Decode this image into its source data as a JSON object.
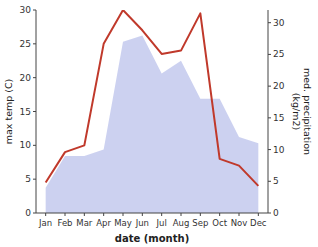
{
  "chart_data": {
    "type": "line",
    "categories": [
      "Jan",
      "Feb",
      "Mar",
      "Apr",
      "May",
      "Jun",
      "Jul",
      "Aug",
      "Sep",
      "Oct",
      "Nov",
      "Dec"
    ],
    "xlabel": "date (month)",
    "ylabel": "max temp (C)",
    "y2label": "med. precipitation\n(kg/m2)",
    "series": [
      {
        "type": "area",
        "axis": "y2",
        "color": "#b0b8e8",
        "values": [
          4,
          9,
          9,
          10,
          27,
          28,
          22,
          24,
          18,
          18,
          12,
          11
        ]
      },
      {
        "type": "line",
        "color": "#c0392b",
        "values": [
          4.5,
          9.0,
          10.0,
          25.0,
          30.0,
          27.0,
          23.5,
          24.0,
          29.5,
          8.0,
          7.0,
          4.0
        ]
      }
    ],
    "ylim": [
      0,
      30
    ],
    "yticks": [
      0,
      5,
      10,
      15,
      20,
      25,
      30
    ],
    "y2lim": [
      0,
      32
    ],
    "y2ticks": [
      0,
      5,
      10,
      15,
      20,
      25,
      30
    ],
    "grid": false
  }
}
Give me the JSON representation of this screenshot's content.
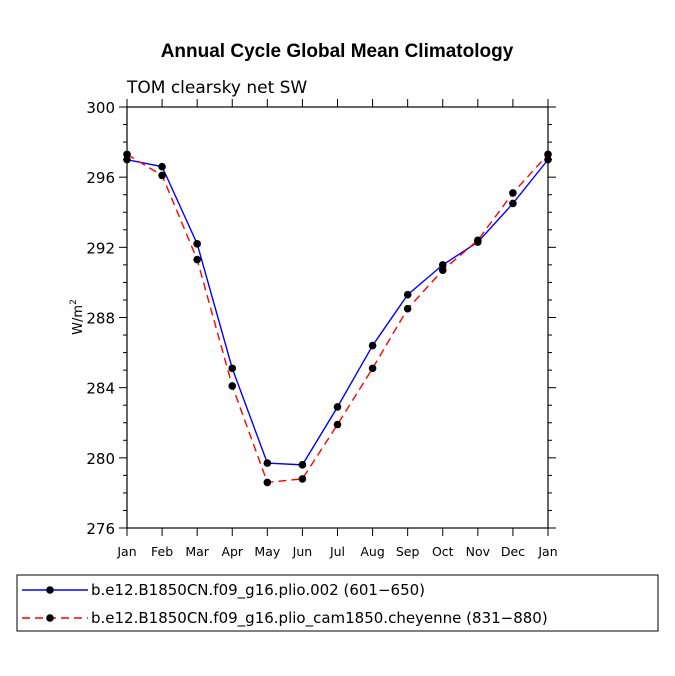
{
  "chart_data": {
    "type": "line",
    "title": "Annual Cycle Global Mean Climatology",
    "subtitle": "TOM clearsky net SW",
    "ylabel_base": "W/m",
    "ylabel_sup": "2",
    "xlabel": "",
    "categories": [
      "Jan",
      "Feb",
      "Mar",
      "Apr",
      "May",
      "Jun",
      "Jul",
      "Aug",
      "Sep",
      "Oct",
      "Nov",
      "Dec",
      "Jan"
    ],
    "ylim": [
      276,
      300
    ],
    "yticks": [
      "276",
      "280",
      "284",
      "288",
      "292",
      "296",
      "300"
    ],
    "grid": false,
    "legend_position": "bottom",
    "series": [
      {
        "name": "b.e12.B1850CN.f09_g16.plio.002 (601−650)",
        "color": "#0000ff",
        "dash": "solid",
        "values": [
          297.0,
          296.6,
          292.2,
          285.1,
          279.7,
          279.6,
          282.9,
          286.4,
          289.3,
          291.0,
          292.3,
          294.5,
          297.0
        ]
      },
      {
        "name": "b.e12.B1850CN.f09_g16.plio_cam1850.cheyenne (831−880)",
        "color": "#ff0000",
        "dash": "dashed",
        "values": [
          297.3,
          296.1,
          291.3,
          284.1,
          278.6,
          278.8,
          281.9,
          285.1,
          288.5,
          290.7,
          292.4,
          295.1,
          297.3
        ]
      }
    ]
  }
}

- - - - -

__What you are asked to do__.
Would you return the data exactly as written, without the pictures?

__Correct answer__.
Decode this image into its source data as a JSON object.
{
  "chart_data": {
    "type": "line",
    "categories": [
      "Jan",
      "Feb",
      "Mar",
      "Apr",
      "May",
      "Jun",
      "Jul",
      "Aug",
      "Sep",
      "Oct",
      "Nov",
      "Dec"
    ],
    "xlabel": "date (month)",
    "ylabel": "max temp (C)",
    "y2label": "med. precipitation\n(kg/m2)",
    "series": [
      {
        "type": "area",
        "axis": "y2",
        "color": "#b0b8e8",
        "values": [
          4,
          9,
          9,
          10,
          27,
          28,
          22,
          24,
          18,
          18,
          12,
          11
        ]
      },
      {
        "type": "line",
        "color": "#c0392b",
        "values": [
          4.5,
          9.0,
          10.0,
          25.0,
          30.0,
          27.0,
          23.5,
          24.0,
          29.5,
          8.0,
          7.0,
          4.0
        ]
      }
    ],
    "ylim": [
      0,
      30
    ],
    "yticks": [
      0,
      5,
      10,
      15,
      20,
      25,
      30
    ],
    "y2lim": [
      0,
      32
    ],
    "y2ticks": [
      0,
      5,
      10,
      15,
      20,
      25,
      30
    ],
    "grid": false
  }
}
Give me the JSON representation of this screenshot's content.
{
  "chart_data": {
    "type": "line",
    "title": "Annual Cycle Global Mean Climatology",
    "subtitle": "TOM clearsky net SW",
    "ylabel_base": "W/m",
    "ylabel_sup": "2",
    "xlabel": "",
    "categories": [
      "Jan",
      "Feb",
      "Mar",
      "Apr",
      "May",
      "Jun",
      "Jul",
      "Aug",
      "Sep",
      "Oct",
      "Nov",
      "Dec",
      "Jan"
    ],
    "ylim": [
      276,
      300
    ],
    "yticks": [
      "276",
      "280",
      "284",
      "288",
      "292",
      "296",
      "300"
    ],
    "grid": false,
    "legend_position": "bottom",
    "series": [
      {
        "name": "b.e12.B1850CN.f09_g16.plio.002 (601−650)",
        "color": "#0000ff",
        "dash": "solid",
        "values": [
          297.0,
          296.6,
          292.2,
          285.1,
          279.7,
          279.6,
          282.9,
          286.4,
          289.3,
          291.0,
          292.3,
          294.5,
          297.0
        ]
      },
      {
        "name": "b.e12.B1850CN.f09_g16.plio_cam1850.cheyenne (831−880)",
        "color": "#ff0000",
        "dash": "dashed",
        "values": [
          297.3,
          296.1,
          291.3,
          284.1,
          278.6,
          278.8,
          281.9,
          285.1,
          288.5,
          290.7,
          292.4,
          295.1,
          297.3
        ]
      }
    ]
  }
}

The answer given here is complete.